### EXTRAIT DU TEXTE
※

Avec Jair Bolsonaro à la tête de l’État brésilien, cette haine risque de s’institutionnaliser. Soutenus et légitimés par un président qui n’hésite pas se dire en faveur de la torture et des exécutions sommaires, des milices urbaines ou des liées aux propriétaires terriens pourront également décider de ne plus attendre l’action de l’État. Elles sont susceptibles de prendre à la lettre le discours de M. Bolsonaro et ainsi nettoyer le pays de celles et ceux définis comme des « rouges ».
Une résistance qui se dessine ?
Malgré ce scénario politique de plus en plus sombre, mouvements sociaux, intellectuels, étudiants et tous les autres acteurs de la société civile s’organisent pour résister. Durant les semaines de la campagne, mouvements sociaux et partis de gauche ont poursuivis une stratégie de dénonciation active de cette montée fasciste dans le pays. Mais leur action politique s’est résumée à une critique des propos tenus par Jair Bolsonaro, notamment leur caractère anti-démocratique et violent.
En effet, bien que le Parti des Travailleurs et des syndicats comme la Centrale Unique des Travailleurs (CUT) aient tenté de lutter contre les fake-news diffusées ad nauseam via des réseaux sociaux, ils n’étaient pas préparés à faire face à la vague de messages envoyés à grande échelle par des robots et par des entreprises spécialisées dans le marketing viral, le tout financé par des entrepreneurs pro-Bolsonaro.
La gauche traditionnelle n’a pas su saisir et contrer le caractère revanchard ou désabusé d’une partie de la population qui s’est traduit par un vote plus anti-PT que pro-Bolsonaro. La stratégie électorale du premier tour – l’idée selon laquelle le Parti des Travailleurs serait la victime d’un grand complot des élites et qu’il n’aurait rien à se reprocher – s’est avérée insuffisante pour convaincre. Celle du second tour, de prendre la défense dans l’urgence d’une démocratie menacée, n’a pu arrêter la machine qui s’était déjà emballée.
Au-delà de ces stratégies électorales mal préparées face au caractère inédit de cette campagne, des nouvelles formes de résistances se sont fait cependant présentes : des « classes ouvertes » et des débats publics ont été organisés par des universitaires en dehors des murs des facultés, des pièces de théâtre centrées sur la vie politique nationale ont été présentées en place publique ainsi que plusieurs rassemblements contre le fascisme ont été organisés dans différentes villes du pays, réveillant une certaine conscience politique.

※

### DONNÉES À EXAMINER
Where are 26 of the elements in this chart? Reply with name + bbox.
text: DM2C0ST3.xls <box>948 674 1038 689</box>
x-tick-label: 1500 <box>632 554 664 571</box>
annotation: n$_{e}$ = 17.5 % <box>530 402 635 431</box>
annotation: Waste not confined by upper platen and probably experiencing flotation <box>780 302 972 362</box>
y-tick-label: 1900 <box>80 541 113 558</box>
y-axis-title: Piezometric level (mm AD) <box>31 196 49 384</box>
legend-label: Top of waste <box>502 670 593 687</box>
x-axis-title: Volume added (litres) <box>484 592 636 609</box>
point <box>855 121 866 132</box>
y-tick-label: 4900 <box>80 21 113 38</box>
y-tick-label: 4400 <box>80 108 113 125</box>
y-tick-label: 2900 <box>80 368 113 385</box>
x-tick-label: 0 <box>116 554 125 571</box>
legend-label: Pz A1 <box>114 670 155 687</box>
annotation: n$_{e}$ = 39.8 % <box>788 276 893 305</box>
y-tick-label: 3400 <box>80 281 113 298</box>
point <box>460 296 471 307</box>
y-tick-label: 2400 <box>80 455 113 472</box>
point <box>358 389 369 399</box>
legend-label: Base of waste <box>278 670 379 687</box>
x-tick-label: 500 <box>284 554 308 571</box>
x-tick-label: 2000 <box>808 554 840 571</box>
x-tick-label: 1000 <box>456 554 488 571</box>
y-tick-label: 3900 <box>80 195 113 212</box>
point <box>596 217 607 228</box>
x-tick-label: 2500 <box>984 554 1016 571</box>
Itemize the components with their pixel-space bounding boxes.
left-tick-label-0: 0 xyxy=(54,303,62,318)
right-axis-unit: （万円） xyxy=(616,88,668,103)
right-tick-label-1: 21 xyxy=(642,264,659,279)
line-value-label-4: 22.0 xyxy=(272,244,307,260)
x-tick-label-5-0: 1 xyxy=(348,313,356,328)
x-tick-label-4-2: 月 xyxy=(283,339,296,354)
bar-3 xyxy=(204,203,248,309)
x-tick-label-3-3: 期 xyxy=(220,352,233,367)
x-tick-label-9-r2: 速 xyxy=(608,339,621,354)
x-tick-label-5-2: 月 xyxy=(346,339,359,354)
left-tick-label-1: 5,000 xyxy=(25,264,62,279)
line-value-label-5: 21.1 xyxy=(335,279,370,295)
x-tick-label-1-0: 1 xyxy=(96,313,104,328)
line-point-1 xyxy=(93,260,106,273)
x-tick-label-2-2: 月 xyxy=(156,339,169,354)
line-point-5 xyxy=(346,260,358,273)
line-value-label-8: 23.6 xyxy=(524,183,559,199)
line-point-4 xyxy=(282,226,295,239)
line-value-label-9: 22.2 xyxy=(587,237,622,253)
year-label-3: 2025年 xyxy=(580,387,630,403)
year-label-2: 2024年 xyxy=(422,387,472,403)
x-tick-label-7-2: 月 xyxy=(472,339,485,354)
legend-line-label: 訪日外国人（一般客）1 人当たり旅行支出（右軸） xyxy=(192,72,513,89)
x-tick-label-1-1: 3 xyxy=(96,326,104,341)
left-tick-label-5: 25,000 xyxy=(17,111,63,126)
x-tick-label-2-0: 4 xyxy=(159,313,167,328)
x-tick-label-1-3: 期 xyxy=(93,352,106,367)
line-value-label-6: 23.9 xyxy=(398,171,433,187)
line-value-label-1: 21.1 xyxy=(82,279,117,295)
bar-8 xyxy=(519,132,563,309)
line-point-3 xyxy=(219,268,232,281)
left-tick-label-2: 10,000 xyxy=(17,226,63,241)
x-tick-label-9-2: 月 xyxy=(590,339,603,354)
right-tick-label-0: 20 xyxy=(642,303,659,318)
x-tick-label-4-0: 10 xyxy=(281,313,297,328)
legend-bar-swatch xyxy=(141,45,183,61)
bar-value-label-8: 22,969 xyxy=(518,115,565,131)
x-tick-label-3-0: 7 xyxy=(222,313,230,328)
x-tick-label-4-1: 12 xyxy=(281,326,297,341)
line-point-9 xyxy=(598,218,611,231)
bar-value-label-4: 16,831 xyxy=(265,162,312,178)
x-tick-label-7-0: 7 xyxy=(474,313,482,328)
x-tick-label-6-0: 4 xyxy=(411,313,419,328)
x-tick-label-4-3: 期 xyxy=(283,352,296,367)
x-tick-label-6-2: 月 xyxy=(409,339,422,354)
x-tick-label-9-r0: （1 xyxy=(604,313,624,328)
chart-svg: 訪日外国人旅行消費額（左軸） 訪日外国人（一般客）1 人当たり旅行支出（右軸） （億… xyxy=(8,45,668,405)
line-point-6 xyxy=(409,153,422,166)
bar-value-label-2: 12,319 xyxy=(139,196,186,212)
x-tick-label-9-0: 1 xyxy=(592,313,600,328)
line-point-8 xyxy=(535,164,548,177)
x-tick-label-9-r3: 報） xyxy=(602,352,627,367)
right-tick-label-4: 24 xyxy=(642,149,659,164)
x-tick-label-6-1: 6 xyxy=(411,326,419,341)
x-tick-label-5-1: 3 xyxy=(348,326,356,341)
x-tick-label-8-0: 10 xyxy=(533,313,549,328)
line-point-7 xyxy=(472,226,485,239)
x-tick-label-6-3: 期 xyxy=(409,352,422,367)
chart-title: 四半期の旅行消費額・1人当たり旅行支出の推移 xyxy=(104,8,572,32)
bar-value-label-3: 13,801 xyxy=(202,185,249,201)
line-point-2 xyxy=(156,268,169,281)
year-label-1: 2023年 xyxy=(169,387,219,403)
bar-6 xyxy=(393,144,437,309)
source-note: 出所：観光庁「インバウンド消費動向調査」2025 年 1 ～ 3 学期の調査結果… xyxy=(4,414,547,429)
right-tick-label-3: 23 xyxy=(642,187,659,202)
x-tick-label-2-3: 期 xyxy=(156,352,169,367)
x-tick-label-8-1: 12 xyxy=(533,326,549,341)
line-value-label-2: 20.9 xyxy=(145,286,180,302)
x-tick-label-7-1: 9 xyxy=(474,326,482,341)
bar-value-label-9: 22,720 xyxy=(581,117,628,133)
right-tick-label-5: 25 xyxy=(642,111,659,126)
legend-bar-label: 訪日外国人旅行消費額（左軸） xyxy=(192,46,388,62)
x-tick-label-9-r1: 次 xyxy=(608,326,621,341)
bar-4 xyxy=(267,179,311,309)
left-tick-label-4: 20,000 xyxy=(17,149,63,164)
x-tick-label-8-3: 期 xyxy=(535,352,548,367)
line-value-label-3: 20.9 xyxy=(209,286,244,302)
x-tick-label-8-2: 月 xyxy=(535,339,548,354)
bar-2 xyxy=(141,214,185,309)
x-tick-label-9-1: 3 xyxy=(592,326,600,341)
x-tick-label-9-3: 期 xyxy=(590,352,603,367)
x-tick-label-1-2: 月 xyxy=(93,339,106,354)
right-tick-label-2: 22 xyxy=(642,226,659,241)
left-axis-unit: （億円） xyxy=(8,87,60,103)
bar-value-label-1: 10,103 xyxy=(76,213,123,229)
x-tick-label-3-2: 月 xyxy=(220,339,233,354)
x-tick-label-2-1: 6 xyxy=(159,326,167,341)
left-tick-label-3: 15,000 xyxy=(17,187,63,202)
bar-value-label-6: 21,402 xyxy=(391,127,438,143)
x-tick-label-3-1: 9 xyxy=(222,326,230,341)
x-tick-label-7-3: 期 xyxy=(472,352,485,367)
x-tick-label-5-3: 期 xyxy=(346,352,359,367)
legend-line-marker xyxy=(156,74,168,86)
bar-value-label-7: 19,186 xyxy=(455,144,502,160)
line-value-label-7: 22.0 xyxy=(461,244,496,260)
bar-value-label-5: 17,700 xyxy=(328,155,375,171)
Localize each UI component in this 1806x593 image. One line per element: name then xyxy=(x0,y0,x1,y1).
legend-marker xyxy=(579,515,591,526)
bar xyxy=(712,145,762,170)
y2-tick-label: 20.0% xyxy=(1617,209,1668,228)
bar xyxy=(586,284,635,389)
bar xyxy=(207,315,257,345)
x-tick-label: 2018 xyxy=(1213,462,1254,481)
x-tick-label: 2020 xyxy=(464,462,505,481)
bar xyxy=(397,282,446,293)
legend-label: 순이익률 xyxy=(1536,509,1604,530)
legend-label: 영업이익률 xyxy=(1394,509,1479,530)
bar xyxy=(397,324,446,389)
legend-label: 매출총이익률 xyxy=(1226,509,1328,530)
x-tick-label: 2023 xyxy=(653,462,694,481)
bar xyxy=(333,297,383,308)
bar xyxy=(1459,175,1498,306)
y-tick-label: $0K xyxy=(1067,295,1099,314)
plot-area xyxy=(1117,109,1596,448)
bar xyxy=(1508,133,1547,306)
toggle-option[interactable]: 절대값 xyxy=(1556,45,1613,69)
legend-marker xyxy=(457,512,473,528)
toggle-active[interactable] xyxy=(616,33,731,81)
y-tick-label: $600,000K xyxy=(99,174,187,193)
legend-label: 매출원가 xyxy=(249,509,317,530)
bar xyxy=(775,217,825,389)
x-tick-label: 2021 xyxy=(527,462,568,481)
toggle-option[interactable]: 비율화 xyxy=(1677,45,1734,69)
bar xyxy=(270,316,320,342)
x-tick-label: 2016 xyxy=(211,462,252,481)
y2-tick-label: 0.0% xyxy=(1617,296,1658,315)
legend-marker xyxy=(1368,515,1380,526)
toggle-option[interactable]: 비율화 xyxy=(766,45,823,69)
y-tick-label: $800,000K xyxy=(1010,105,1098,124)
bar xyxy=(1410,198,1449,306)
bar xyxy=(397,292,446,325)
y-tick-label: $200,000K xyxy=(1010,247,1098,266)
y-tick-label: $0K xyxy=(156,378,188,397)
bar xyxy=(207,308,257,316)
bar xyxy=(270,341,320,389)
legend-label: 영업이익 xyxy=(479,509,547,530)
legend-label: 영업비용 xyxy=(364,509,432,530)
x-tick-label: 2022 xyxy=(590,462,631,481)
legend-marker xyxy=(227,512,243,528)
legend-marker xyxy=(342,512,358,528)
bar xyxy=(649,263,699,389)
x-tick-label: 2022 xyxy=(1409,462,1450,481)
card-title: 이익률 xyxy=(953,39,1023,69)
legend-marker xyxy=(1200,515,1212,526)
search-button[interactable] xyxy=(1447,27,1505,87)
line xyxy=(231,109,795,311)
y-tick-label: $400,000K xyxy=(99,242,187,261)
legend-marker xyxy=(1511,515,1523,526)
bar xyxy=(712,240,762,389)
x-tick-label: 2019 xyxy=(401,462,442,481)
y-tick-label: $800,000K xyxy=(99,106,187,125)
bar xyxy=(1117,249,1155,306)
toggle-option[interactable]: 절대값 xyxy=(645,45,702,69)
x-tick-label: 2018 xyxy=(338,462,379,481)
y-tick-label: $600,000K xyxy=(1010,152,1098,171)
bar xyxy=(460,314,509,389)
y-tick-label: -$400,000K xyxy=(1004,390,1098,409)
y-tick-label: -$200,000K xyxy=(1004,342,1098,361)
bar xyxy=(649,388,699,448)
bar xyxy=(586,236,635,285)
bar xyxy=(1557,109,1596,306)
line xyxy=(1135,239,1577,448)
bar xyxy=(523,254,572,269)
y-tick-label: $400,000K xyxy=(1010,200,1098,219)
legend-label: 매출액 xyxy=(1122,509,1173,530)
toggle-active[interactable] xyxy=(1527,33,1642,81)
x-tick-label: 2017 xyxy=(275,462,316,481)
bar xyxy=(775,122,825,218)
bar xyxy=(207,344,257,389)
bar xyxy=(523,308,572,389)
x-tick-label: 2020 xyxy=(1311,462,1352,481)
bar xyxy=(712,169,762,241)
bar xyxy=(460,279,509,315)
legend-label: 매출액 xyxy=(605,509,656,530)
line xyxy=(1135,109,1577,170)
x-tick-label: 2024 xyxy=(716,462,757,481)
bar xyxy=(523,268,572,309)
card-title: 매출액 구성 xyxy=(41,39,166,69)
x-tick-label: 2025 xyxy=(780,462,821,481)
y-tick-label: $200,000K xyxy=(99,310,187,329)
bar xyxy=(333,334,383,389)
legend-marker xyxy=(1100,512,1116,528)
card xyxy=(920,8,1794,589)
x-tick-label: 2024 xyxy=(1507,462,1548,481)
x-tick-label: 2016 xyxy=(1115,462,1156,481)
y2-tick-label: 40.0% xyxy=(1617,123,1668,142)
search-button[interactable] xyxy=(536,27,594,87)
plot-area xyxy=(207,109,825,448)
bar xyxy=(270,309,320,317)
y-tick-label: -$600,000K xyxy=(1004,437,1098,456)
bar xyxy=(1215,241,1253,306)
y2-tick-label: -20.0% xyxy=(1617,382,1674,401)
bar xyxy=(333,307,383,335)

※

### LISTE DES CONSIGNES
1 - Recopie l'extrait sur le Brésil de Bolsonaro entre « La gauche traditionnelle » et « s’était déjà emballée. » inclus, en remplaçant « stratégie électorale » par « stratégie de campagne ».
2 - Écris la suite de l'extrait sur le Brésil de Bolsonaro.
Les données ne servent à rien ici.

### LES RÉPONSES
1 -
La gauche traditionnelle n’a pas su saisir et contrer le caractère revanchard ou désabusé d’une partie de la population qui s’est traduit par un vote plus anti-PT que pro-Bolsonaro. La stratégie de campagne du premier tour – l’idée selon laquelle le Parti des Travailleurs serait la victime d’un grand complot des élites et qu’il n’aurait rien à se reprocher – s’est avérée insuffisante pour convaincre. Celle du second tour, de prendre la défense dans l’urgence d’une démocratie menacée, n’a pu arrêter la machine qui s’était déjà emballée.

2 -
Le jour du scrutin, beaucoup d’électeurs sont allés voter avec des livres de grands auteurs brésiliens à la main, pour marquer leur attachement à l’éducation et à la culture.
Cependant, parmi toutes les formes de résistance observées depuis quelques semaines, une semble être la plus capable d’affronter le spectre fasciste qui menace le Brésil : la résistance active et constante des femmes, notamment des femmes noires. Très présente sur la scène politique brésilienne au moins depuis 2013, différents collectifs féministes, des mères d’enfants tués par la police, des étudiantes et lycéennes se sont mobilisées et de fait elles ont constitué un large front contre le fascisme. Ce sont elles qui ont lancé le mot d’ordre « Pas lui », sous forme de hashtag #EleNão. Avec des rassemblements massifs, l’organisation de rencontres, assemblées et d’ateliers d’auto-défense, ces femmes nous ont montré que le combat contre l’horreur fasciste sera dans une grande mesure une lutte féministe intersectionnelle.
En répondant avec créativité à l’urgence créée par l’arrivée d’un candidat fasciste, misogyne et homophobe à la tête de l’État, ces mobilisations constituent aujourd’hui les forces de demain les plus importantes et les plus utiles dans la constitution d’un large front antifasciste, capable d’empêcher les menaces qui planent sur le pays et ainsi éclairer une nuit qui pourrait durer.